§ Task brief: Work out the number of lines with "nous" in them. Reply with that number and no other words.
══════════
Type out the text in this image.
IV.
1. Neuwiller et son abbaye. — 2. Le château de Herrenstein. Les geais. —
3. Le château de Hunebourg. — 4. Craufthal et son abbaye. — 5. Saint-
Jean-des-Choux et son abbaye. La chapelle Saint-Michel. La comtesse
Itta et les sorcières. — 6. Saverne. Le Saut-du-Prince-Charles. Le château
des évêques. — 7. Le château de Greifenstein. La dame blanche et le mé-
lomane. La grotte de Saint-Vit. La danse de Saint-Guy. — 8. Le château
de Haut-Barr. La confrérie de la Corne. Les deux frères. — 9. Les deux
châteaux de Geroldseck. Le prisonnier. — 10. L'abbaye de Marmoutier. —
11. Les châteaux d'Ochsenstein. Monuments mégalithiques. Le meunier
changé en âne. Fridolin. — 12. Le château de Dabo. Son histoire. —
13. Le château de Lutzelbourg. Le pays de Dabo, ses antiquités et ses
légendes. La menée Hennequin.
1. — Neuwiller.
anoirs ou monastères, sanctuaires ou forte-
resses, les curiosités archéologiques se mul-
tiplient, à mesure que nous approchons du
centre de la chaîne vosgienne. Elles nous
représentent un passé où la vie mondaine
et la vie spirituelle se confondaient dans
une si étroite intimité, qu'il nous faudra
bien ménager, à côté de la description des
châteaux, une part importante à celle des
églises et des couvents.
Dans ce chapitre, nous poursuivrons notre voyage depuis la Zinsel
══════════
§ Solution to the problem: 4